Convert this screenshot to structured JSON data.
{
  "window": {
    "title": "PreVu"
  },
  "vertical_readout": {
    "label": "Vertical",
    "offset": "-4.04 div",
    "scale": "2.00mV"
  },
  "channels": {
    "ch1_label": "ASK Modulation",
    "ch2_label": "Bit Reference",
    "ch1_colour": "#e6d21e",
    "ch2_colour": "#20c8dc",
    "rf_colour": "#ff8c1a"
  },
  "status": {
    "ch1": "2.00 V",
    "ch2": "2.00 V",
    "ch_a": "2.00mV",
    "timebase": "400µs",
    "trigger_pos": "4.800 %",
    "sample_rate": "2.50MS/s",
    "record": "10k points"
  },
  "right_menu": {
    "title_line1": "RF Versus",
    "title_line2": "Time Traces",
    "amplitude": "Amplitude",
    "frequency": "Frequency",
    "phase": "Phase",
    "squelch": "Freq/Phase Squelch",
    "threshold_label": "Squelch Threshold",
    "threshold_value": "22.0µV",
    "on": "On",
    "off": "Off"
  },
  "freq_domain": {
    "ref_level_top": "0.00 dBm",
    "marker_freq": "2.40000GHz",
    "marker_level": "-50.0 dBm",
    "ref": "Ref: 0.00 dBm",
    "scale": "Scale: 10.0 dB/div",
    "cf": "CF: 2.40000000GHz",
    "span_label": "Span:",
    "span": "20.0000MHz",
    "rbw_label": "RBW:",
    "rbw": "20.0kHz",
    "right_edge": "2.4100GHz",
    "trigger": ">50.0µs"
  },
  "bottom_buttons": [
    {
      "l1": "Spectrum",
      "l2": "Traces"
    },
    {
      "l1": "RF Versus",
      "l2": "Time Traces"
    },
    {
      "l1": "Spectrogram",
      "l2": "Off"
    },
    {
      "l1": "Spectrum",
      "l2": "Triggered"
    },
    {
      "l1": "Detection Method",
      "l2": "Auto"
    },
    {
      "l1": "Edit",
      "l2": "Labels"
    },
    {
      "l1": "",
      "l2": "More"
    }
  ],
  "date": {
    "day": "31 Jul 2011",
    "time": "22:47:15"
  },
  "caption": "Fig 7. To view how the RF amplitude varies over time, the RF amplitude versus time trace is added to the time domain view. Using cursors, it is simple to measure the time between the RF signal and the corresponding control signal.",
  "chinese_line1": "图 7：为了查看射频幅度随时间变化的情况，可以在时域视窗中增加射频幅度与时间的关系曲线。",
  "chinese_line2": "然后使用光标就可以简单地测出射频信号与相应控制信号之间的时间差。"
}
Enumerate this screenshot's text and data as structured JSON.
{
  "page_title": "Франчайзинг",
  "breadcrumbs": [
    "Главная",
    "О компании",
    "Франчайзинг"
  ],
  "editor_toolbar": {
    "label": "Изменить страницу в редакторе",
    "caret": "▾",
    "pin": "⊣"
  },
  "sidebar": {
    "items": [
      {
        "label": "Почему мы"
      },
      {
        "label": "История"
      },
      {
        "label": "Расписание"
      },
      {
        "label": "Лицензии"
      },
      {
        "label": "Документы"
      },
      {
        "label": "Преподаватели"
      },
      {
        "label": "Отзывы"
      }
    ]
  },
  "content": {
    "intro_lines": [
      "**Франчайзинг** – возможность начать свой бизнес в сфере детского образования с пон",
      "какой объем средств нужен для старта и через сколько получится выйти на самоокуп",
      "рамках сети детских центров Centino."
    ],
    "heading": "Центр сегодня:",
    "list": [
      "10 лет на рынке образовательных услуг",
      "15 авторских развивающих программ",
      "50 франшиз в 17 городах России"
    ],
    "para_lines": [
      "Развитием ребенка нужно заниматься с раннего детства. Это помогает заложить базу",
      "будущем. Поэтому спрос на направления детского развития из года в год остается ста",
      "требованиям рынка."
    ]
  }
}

-*-*-

Request:
Please output every record, keeping each line exact.

Task result:
Convert this screenshot to structured JSON data.
{
  "window": {
    "title": "PreVu"
  },
  "vertical_readout": {
    "label": "Vertical",
    "offset": "-4.04 div",
    "scale": "2.00mV"
  },
  "channels": {
    "ch1_label": "ASK Modulation",
    "ch2_label": "Bit Reference",
    "ch1_colour": "#e6d21e",
    "ch2_colour": "#20c8dc",
    "rf_colour": "#ff8c1a"
  },
  "status": {
    "ch1": "2.00 V",
    "ch2": "2.00 V",
    "ch_a": "2.00mV",
    "timebase": "400µs",
    "trigger_pos": "4.800 %",
    "sample_rate": "2.50MS/s",
    "record": "10k points"
  },
  "right_menu": {
    "title_line1": "RF Versus",
    "title_line2": "Time Traces",
    "amplitude": "Amplitude",
    "frequency": "Frequency",
    "phase": "Phase",
    "squelch": "Freq/Phase Squelch",
    "threshold_label": "Squelch Threshold",
    "threshold_value": "22.0µV",
    "on": "On",
    "off": "Off"
  },
  "freq_domain": {
    "ref_level_top": "0.00 dBm",
    "marker_freq": "2.40000GHz",
    "marker_level": "-50.0 dBm",
    "ref": "Ref: 0.00 dBm",
    "scale": "Scale: 10.0 dB/div",
    "cf": "CF: 2.40000000GHz",
    "span_label": "Span:",
    "span": "20.0000MHz",
    "rbw_label": "RBW:",
    "rbw": "20.0kHz",
    "right_edge": "2.4100GHz",
    "trigger": ">50.0µs"
  },
  "bottom_buttons": [
    {
      "l1": "Spectrum",
      "l2": "Traces"
    },
    {
      "l1": "RF Versus",
      "l2": "Time Traces"
    },
    {
      "l1": "Spectrogram",
      "l2": "Off"
    },
    {
      "l1": "Spectrum",
      "l2": "Triggered"
    },
    {
      "l1": "Detection Method",
      "l2": "Auto"
    },
    {
      "l1": "Edit",
      "l2": "Labels"
    },
    {
      "l1": "",
      "l2": "More"
    }
  ],
  "date": {
    "day": "31 Jul 2011",
    "time": "22:47:15"
  },
  "caption": "Fig 7. To view how the RF amplitude varies over time, the RF amplitude versus time trace is added to the time domain view. Using cursors, it is simple to measure the time between the RF signal and the corresponding control signal.",
  "chinese_line1": "图 7：为了查看射频幅度随时间变化的情况，可以在时域视窗中增加射频幅度与时间的关系曲线。",
  "chinese_line2": "然后使用光标就可以简单地测出射频信号与相应控制信号之间的时间差。"
}
Enumerate this screenshot's text and data as structured JSON.
{
  "page_title": "Франчайзинг",
  "breadcrumbs": [
    "Главная",
    "О компании",
    "Франчайзинг"
  ],
  "editor_toolbar": {
    "label": "Изменить страницу в редакторе",
    "caret": "▾",
    "pin": "⊣"
  },
  "sidebar": {
    "items": [
      {
        "label": "Почему мы"
      },
      {
        "label": "История"
      },
      {
        "label": "Расписание"
      },
      {
        "label": "Лицензии"
      },
      {
        "label": "Документы"
      },
      {
        "label": "Преподаватели"
      },
      {
        "label": "Отзывы"
      }
    ]
  },
  "content": {
    "intro_lines": [
      "**Франчайзинг** – возможность начать свой бизнес в сфере детского образования с пон",
      "какой объем средств нужен для старта и через сколько получится выйти на самоокуп",
      "рамках сети детских центров Centino."
    ],
    "heading": "Центр сегодня:",
    "list": [
      "10 лет на рынке образовательных услуг",
      "15 авторских развивающих программ",
      "50 франшиз в 17 городах России"
    ],
    "para_lines": [
      "Развитием ребенка нужно заниматься с раннего детства. Это помогает заложить базу",
      "будущем. Поэтому спрос на направления детского развития из года в год остается ста",
      "требованиям рынка."
    ]
  }
}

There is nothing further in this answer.